## BEGIN

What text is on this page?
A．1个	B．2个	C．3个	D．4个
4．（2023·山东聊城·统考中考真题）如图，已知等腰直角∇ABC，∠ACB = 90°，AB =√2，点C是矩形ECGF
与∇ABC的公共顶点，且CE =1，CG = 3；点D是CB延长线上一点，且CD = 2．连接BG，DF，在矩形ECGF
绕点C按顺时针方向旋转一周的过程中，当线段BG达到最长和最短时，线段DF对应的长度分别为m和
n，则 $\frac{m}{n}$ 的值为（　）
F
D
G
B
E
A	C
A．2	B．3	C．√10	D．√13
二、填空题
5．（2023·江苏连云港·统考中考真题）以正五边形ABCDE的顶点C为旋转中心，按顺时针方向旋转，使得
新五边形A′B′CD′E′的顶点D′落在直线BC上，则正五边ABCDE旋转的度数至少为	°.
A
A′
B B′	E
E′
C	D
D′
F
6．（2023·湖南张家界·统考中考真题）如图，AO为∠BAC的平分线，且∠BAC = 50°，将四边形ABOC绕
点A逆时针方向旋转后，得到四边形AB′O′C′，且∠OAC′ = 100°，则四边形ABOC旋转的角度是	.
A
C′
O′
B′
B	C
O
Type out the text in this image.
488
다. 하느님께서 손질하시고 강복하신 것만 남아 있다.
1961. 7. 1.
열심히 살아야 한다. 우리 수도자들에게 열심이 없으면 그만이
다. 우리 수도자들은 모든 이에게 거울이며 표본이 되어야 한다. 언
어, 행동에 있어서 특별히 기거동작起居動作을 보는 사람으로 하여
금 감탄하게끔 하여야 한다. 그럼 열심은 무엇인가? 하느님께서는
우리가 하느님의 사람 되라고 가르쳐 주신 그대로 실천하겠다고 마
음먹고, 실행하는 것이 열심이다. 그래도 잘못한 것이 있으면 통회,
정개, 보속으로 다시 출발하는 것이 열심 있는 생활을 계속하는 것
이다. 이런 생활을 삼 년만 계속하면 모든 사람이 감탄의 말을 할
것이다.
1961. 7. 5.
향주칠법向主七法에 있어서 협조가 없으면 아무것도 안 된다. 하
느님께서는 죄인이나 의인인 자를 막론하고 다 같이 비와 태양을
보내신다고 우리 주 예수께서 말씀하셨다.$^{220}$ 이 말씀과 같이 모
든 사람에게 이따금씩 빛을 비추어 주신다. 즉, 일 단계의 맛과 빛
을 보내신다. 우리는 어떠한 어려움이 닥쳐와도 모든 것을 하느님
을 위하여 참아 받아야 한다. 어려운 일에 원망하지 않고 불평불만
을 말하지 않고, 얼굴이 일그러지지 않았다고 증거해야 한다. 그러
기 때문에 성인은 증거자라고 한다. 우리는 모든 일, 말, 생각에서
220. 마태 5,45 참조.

## END

STATED PROBLEM: Using the records above, say how many lines include the string "统考中考真题". Only the number is wanted.

RESULT OF THIS EXERCISE: 3